[Dataset items]
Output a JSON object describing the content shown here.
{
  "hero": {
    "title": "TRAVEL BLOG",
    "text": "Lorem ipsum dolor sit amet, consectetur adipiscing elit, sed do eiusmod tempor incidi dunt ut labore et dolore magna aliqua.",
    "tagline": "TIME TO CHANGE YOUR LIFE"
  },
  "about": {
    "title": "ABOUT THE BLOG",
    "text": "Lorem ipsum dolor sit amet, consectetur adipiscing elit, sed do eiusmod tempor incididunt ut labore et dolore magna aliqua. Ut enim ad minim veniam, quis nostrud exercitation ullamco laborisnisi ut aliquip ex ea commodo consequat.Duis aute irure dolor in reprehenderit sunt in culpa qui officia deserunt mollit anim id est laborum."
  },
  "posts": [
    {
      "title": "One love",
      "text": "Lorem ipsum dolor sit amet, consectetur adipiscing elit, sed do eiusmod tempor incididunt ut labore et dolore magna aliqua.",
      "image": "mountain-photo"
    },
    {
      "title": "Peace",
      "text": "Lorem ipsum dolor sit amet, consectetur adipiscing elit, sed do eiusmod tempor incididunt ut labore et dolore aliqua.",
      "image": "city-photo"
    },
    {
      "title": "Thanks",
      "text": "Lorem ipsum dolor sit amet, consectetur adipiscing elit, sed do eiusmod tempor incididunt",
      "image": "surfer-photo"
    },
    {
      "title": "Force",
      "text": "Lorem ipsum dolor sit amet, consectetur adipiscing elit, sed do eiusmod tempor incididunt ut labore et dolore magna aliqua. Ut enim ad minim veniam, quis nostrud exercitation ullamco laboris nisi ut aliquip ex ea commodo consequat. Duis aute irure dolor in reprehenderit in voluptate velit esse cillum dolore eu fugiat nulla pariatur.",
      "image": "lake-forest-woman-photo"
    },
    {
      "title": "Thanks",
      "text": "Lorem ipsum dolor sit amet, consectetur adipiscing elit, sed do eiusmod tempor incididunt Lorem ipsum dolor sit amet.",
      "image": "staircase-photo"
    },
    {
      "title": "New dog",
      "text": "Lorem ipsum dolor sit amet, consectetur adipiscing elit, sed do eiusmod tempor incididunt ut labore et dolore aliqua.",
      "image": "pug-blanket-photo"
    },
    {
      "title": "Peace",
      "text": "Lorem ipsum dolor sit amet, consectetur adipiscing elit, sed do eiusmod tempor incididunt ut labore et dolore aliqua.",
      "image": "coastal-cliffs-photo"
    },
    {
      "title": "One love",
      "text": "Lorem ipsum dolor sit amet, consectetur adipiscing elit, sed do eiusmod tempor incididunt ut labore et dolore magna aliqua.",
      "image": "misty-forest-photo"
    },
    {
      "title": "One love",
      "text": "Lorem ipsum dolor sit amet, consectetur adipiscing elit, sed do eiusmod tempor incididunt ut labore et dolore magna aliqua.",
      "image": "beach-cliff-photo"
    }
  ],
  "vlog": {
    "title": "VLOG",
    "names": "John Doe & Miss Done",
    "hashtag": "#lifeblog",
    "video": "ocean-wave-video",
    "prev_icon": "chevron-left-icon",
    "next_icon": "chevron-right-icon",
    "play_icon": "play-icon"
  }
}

PROBLEM REQUIREMENTS:
From the records given above, copy all lines containing "nostrud".

SOLUTION BELOW:
    "text": "Lorem ipsum dolor sit amet, consectetur adipiscing elit, sed do eiusmod tempor incididunt ut labore et dolore magna aliqua. Ut enim ad minim veniam, quis nostrud exercitation ullamco laborisnisi ut aliquip ex ea commodo consequat.Duis aute irure dolor in reprehenderit sunt in culpa qui officia deserunt mollit anim id est laborum."
      "text": "Lorem ipsum dolor sit amet, consectetur adipiscing elit, sed do eiusmod tempor incididunt ut labore et dolore magna aliqua. Ut enim ad minim veniam, quis nostrud exercitation ullamco laboris nisi ut aliquip ex ea commodo consequat. Duis aute irure dolor in reprehenderit in voluptate velit esse cillum dolore eu fugiat nulla pariatur.",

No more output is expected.